WHAT NEEDS TO BE DONE: Copy out the post about the DNS setup word for word, starting with "Probably because the" and going on through "IN NS oxygen.ns.hetzner.com.".
***** SELECTED PASSAGE
Probably because the domain points to Hetzner’s DNS service where I have this:
$ORIGIN foo.com.
$TTL 60
; SOA Records
@ IN SOA hydrogen.ns.hetzner.com. dns.hetzner.com. 2023122711 86400 10800 3600000 3600
; NS Records
@ 60 IN NS helium.ns.hetzner.de.
@ 60 IN NS hydrogen.ns.hetzner.com.
@ 60 IN NS oxygen.ns.hetzner.com.
; MX Records
@ 60 IN MX 10 mail
; A Records
@ 60 IN A 1.1.1.1
dns1 60 IN A 1.1.1.1
dns2 60 IN A 2.2.2.2
mail 60 IN A 1.1.1.1
www 60 IN A 1.1.1.1
And I had to use Hetzner’s cause OVH (or any other registrar) does not allow to point my domain to 1.1.1.1 and 2.2.2.2 but FQDN Name servers.
That’s why I asked for any example of registrar that allows for this. Cause it’s not so easy as you can see.
$ host dns1.foo.com 1.1.1.1
Using domain server:
Name: 1.1.1.1
Address: 1.1.1.1#53
Aliases:
dns1.foo.com has address 1.1.1.1
$ host dns2.foo.com 1.1.1.1
Using domain server:
Name: 1.1.1.1
Address: 1.1.1.1#53
Aliases:
When asking my secondary (Virtualmin Slave) DNS:
dns2.foo.com has address 2.2.2.2
$ host dns1.foo.com 2.2.2.2
Using domain server:
Name: 2.2.2.2
Address: 2.2.2.2#53
Aliases:
dns1.foo.com has address 1.1.1.1
$ host dns2.foo.com 2.2.2.2
Using domain server:
Name: 2.2.2.2
Address: 2.2.2.2#53
Aliases:
dns2.foo.com has address 2.2.2.2
So… Should be working, right?
**********
***** RECORDED DATA
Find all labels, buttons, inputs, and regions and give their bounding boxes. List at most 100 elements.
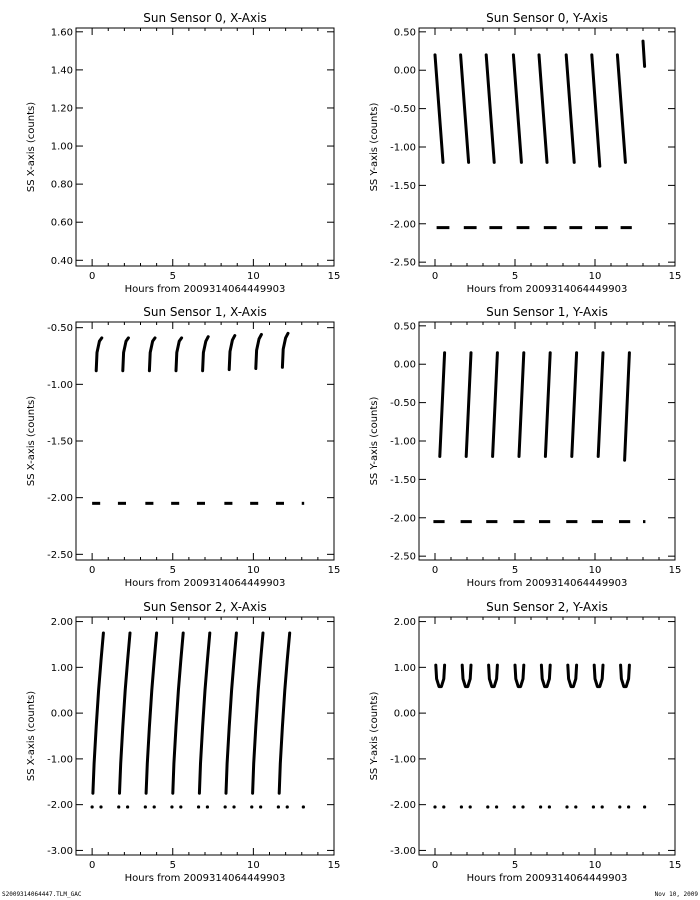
**********
***** RECORDED DATA
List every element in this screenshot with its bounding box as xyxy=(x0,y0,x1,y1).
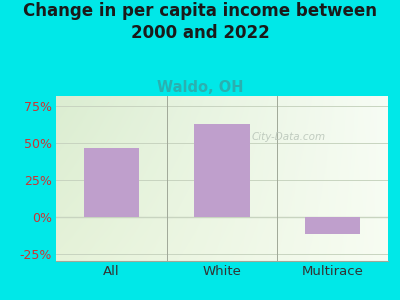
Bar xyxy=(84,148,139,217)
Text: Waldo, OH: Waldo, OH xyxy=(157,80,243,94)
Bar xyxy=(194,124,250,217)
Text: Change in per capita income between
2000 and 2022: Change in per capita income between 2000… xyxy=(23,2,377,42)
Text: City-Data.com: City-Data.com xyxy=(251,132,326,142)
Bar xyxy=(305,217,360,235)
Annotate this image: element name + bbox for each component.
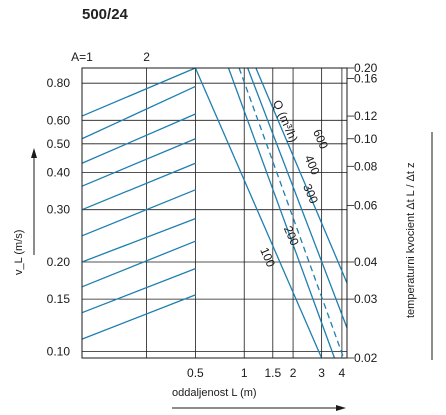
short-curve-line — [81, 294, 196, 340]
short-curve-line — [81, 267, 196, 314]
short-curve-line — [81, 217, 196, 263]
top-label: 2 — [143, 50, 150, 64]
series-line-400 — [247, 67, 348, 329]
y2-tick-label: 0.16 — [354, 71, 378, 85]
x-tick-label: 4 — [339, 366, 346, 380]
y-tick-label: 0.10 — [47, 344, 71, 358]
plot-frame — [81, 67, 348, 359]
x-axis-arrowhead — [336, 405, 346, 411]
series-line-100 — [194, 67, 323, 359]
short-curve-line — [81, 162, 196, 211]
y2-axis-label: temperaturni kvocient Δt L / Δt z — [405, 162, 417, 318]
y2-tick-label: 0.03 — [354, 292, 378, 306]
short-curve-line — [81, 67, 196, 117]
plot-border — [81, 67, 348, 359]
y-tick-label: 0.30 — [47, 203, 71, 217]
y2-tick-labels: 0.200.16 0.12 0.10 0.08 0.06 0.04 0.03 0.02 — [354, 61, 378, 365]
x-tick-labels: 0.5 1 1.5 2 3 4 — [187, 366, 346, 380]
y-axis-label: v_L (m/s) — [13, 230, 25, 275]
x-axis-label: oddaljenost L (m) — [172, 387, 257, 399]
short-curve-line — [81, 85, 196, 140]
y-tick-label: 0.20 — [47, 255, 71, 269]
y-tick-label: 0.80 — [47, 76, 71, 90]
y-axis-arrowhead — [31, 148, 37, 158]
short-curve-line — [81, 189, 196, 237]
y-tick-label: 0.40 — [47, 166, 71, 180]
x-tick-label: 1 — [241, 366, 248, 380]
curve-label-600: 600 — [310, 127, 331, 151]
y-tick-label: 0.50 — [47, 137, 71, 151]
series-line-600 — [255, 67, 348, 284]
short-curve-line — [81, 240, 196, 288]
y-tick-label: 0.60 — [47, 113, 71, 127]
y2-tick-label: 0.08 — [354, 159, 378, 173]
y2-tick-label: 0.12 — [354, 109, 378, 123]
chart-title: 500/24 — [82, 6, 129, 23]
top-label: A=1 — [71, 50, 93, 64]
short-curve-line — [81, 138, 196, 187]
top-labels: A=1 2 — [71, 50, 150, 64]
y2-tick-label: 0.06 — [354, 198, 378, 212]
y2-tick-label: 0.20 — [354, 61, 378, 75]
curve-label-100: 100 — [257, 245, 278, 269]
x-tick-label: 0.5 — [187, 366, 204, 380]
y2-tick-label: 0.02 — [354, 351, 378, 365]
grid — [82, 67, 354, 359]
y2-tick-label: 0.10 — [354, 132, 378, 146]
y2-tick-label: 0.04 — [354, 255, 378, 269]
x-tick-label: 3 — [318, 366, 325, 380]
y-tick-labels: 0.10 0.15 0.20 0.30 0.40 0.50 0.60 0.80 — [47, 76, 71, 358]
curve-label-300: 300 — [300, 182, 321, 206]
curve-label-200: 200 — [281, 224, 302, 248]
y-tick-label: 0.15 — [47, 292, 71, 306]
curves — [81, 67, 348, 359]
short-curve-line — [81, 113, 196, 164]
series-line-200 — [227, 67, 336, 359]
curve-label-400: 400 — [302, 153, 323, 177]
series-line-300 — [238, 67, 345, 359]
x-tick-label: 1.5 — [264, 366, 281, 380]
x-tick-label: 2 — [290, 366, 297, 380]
**********
***** RECORDED DATA
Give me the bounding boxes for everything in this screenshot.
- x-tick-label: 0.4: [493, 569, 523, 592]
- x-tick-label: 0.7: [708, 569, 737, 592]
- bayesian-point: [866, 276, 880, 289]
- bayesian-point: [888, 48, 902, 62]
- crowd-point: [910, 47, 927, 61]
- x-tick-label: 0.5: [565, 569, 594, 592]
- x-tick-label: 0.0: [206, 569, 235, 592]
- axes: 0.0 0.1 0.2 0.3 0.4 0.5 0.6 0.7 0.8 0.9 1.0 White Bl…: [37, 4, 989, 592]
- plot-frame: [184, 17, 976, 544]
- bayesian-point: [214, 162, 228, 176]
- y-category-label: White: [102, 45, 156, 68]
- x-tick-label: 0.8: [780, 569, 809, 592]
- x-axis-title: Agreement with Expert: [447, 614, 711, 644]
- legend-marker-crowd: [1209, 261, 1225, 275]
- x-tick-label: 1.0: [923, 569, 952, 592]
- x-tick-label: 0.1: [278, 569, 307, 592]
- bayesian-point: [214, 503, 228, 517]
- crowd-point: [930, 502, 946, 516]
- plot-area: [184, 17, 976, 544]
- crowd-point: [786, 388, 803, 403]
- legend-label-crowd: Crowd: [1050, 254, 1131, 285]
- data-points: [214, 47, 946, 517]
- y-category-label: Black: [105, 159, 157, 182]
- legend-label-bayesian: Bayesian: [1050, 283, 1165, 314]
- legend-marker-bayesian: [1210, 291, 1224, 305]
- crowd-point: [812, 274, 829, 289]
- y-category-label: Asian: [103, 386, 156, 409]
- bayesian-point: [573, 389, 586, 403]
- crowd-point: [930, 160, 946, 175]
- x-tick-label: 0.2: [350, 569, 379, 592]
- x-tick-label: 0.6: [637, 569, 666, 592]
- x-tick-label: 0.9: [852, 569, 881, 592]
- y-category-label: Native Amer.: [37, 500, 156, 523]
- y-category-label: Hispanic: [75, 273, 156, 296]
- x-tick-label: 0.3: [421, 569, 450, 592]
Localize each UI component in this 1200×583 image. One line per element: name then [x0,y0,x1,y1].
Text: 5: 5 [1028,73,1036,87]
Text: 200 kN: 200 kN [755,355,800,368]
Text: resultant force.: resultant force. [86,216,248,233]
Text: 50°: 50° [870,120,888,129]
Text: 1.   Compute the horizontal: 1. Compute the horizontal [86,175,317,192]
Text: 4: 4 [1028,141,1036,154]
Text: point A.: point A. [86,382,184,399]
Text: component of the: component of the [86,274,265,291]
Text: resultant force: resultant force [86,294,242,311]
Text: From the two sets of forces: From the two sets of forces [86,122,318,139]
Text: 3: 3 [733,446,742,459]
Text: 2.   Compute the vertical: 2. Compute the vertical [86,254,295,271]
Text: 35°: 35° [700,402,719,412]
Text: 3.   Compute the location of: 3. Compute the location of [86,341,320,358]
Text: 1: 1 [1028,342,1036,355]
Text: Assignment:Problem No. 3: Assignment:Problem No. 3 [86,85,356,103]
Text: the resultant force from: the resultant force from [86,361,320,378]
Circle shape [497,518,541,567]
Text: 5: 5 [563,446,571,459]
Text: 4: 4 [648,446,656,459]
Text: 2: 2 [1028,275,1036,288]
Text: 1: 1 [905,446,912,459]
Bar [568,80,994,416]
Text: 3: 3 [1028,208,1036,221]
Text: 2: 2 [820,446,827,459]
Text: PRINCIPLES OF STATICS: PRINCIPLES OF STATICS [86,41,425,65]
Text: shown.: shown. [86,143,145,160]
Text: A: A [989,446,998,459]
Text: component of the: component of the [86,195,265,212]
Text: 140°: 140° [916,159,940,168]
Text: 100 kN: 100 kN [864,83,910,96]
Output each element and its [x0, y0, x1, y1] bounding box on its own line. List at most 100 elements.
**********
RESULT:
Probably because the domain points to Hetzner’s DNS service where I have this:
$ORIGIN foo.com.
$TTL 60
; SOA Records
@ IN SOA hydrogen.ns.hetzner.com. dns.hetzner.com. 2023122711 86400 10800 3600000 3600
; NS Records
@ 60 IN NS helium.ns.hetzner.de.
@ 60 IN NS hydrogen.ns.hetzner.com.
@ 60 IN NS oxygen.ns.hetzner.com.